§ **ФРАГМЕНТ СТРАНИЦЫ**

##########

К необоснованности разделения чувств и эмоций приводит анализ господствующей точки зрения, изложенной в психологическом словаре. Сравним два высказывания: «В отличие от ситуативных эмоций и аффектов… чувства…»[278 - Психология: Словарь. С. 445.] и «Высший продукт развития эмоций человека – устойчивые чувства к предметам, отвечающим его высшим потребностям. Сильное, абсолютно доминирующее чувство называется страстью».[279 - Там же. С. 462.] Из первого утверждения можно сделать вывод, что эмоции и чувства – обособленные явления, поскольку отличать (разделять) можно только понятия, находящиеся между собой в отношении равнозначности или пересечения, т. е. полностью или частично обособленные. Второе утверждение от сделанного вывода не оставляет и следа, потому что чувства отнесены к высшему продукту развития эмоций, следовательно, являются высшим уровнем эмоций, чувства становятся частью эмоций, хотя и более высокого ранга. Иное толкование чувства как высшего продукта развития эмоций приведет к выводу чувства за пределы эмоции, что повлечет за собой отсутствие в чувстве субъективно-привлекательного (непривлекательного), т. е. переживания, а чувство без переживания сведено будет к разуму. Признание чувства частью эмоций означает не что иное, как признание соотношения подчинения между ними, что противоречит первому утверждению. Мало того, такой вывод диаметрально противоположен выводу К. К. Платонова, который признает эмоции частью чувства, хотя и совпадает с ним в плане отношения подчинения. И это не случайно. Нельзя выбросить эмоции за пределы чувства или наоборот, поскольку подобное привело бы к утрате переживания в чувстве.

##########

§ **ПОСТАВЛЕННАЯ ЗАДАЧА A**
Перепишите строки из записей ниже в виде нумерованного списка, от строки с «- bar: [718, 374, 728, 384]» до строки с «- legend-label: WEST: [791, 492, 845, 512]» включительно. Пустые строки в список не включайте.

##########

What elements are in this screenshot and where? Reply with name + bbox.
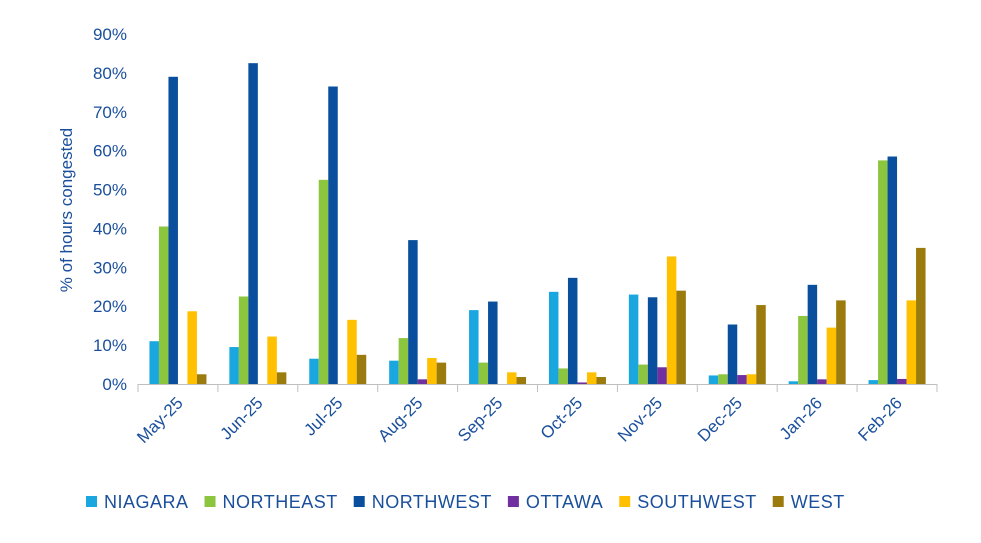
- bar: [718, 374, 728, 384]
- bar: [817, 379, 827, 384]
- legend-swatch: [619, 496, 631, 507]
- legend-label: NIAGARA: [104, 492, 189, 512]
- bar: [657, 367, 667, 384]
- bar: [417, 379, 428, 384]
- bar: [389, 360, 399, 384]
- bar: [628, 294, 639, 384]
- x-tick-label: Oct-25: [537, 393, 587, 443]
- x-tick-label: Jan-26: [776, 393, 826, 443]
- bar: [488, 301, 498, 384]
- bar: [558, 368, 568, 384]
- bar: [267, 336, 277, 384]
- y-tick-label: 60%: [93, 142, 127, 161]
- bar: [807, 284, 818, 384]
- y-tick-label: 50%: [93, 181, 127, 200]
- y-tick-label: 40%: [93, 219, 127, 238]
- bar: [347, 319, 357, 384]
- bar: [836, 300, 846, 384]
- legend-label: WEST: [791, 492, 845, 512]
- legend-label: NORTHEAST: [223, 492, 338, 512]
- y-axis-ticks: 0% 10% 20% 30% 40% 50% 60% 70% 80% 90%: [93, 25, 127, 394]
- y-axis-title: % of hours congested: [57, 128, 76, 292]
- y-tick-label: 30%: [93, 258, 127, 277]
- bar: [746, 374, 757, 384]
- bar: [868, 380, 879, 384]
- bar: [788, 381, 799, 384]
- legend-label: SOUTHWEST: [637, 492, 757, 512]
- y-tick-label: 90%: [93, 25, 127, 44]
- bar: [798, 315, 808, 384]
- x-axis-labels: May-25 Jun-25 Jul-25 Aug-25 Sep-25 Oct-25 Nov-…: [133, 393, 906, 447]
- bar: [196, 374, 207, 384]
- bar: [737, 375, 747, 384]
- legend-swatch: [204, 496, 216, 507]
- x-tick-label: Dec-25: [694, 393, 746, 445]
- bar: [666, 256, 677, 384]
- bar: [309, 358, 319, 384]
- bar: [727, 324, 738, 384]
- bar: [149, 341, 159, 384]
- x-tick-label: Jul-25: [300, 393, 346, 439]
- legend-swatch: [507, 496, 519, 507]
- y-tick-label: 70%: [93, 103, 127, 122]
- bar: [158, 226, 169, 384]
- legend-label: NORTHWEST: [372, 492, 492, 512]
- bar: [328, 86, 338, 384]
- bar: [318, 179, 329, 384]
- x-tick-label: Jun-25: [216, 393, 266, 443]
- bar: [708, 375, 719, 384]
- bar: [356, 354, 367, 384]
- bar: [276, 372, 287, 384]
- bar: [478, 362, 489, 384]
- bar: [408, 240, 418, 384]
- bar: [647, 297, 658, 384]
- bar: [436, 362, 447, 384]
- bar: [187, 311, 197, 384]
- bar: [398, 338, 409, 384]
- x-tick-label: Feb-26: [854, 393, 906, 445]
- x-axis-category-ticks: [137, 384, 938, 392]
- bar: [577, 382, 587, 384]
- bar: [507, 372, 517, 384]
- bar: [638, 364, 648, 384]
- y-tick-label: 80%: [93, 64, 127, 83]
- bar: [887, 156, 898, 384]
- bar: [878, 160, 888, 384]
- legend-swatch: [772, 496, 784, 507]
- bar: [238, 296, 249, 384]
- bar: [427, 357, 437, 384]
- legend: NIAGARA NORTHEAST NORTHWEST OTTAWA SOUTHWEST…: [86, 492, 845, 512]
- bar: [567, 277, 578, 384]
- bars: [149, 63, 926, 385]
- x-tick-label: Nov-25: [614, 393, 666, 445]
- bar: [897, 378, 907, 384]
- bar: [469, 310, 479, 384]
- bar: [548, 291, 559, 384]
- y-tick-label: 20%: [93, 297, 127, 316]
- legend-swatch: [86, 496, 97, 507]
- bar: [586, 372, 597, 384]
- bar: [676, 290, 686, 384]
- bar: [826, 327, 837, 384]
- y-tick-label: 0%: [102, 375, 127, 394]
- y-tick-label: 10%: [93, 336, 127, 355]
- x-tick-label: Sep-25: [454, 393, 506, 445]
- x-tick-label: May-25: [133, 393, 187, 447]
- x-tick-label: Aug-25: [374, 393, 426, 445]
- bar: [906, 300, 917, 384]
- bar: [756, 305, 766, 384]
- legend-label: OTTAWA: [526, 492, 603, 512]
- bar: [229, 347, 239, 384]
- bar: [916, 247, 926, 384]
- bar: [596, 377, 606, 384]
- bar: [248, 63, 258, 385]
- bar: [516, 377, 527, 384]
- bar: [168, 76, 178, 385]
- legend-swatch: [353, 496, 365, 507]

##########

§ **ПОСТАВЛЕННАЯ ЗАДАЧА B**
Пожалуйста, ответьте по фрагменту о чувствах и эмоциях на вопросы ниже, каждый ответ с новой строки.
(i) Как называется сильное, абсолютно доминирующее чувство?
(ii) Что К. К. Платонов признаёт частью чувства?
(iii) К чему будет сведено чувство без переживания?

§ **ПОЛНЫЙ ОТВЕТ A**
1. - bar: [718, 374, 728, 384]
2. - bar: [817, 379, 827, 384]
3. - legend-swatch: [619, 496, 631, 507]
4. - legend-label: NIAGARA: [104, 492, 189, 512]
5. - bar: [657, 367, 667, 384]
6. - bar: [417, 379, 428, 384]
7. - bar: [389, 360, 399, 384]
8. - bar: [628, 294, 639, 384]
9. - x-tick-label: Oct-25: [537, 393, 587, 443]
10. - x-tick-label: Jan-26: [776, 393, 826, 443]
11. - bar: [488, 301, 498, 384]
12. - bar: [558, 368, 568, 384]
13. - bar: [267, 336, 277, 384]
14. - y-tick-label: 60%: [93, 142, 127, 161]
15. - bar: [807, 284, 818, 384]
16. - y-tick-label: 50%: [93, 181, 127, 200]
17. - y-tick-label: 40%: [93, 219, 127, 238]
18. - bar: [347, 319, 357, 384]
19. - bar: [836, 300, 846, 384]
20. - legend-label: WEST: [791, 492, 845, 512]

§ **ПОЛНЫЙ ОТВЕТ B**
(i) Страстью.
(ii) Эмоции.
(iii) К разуму.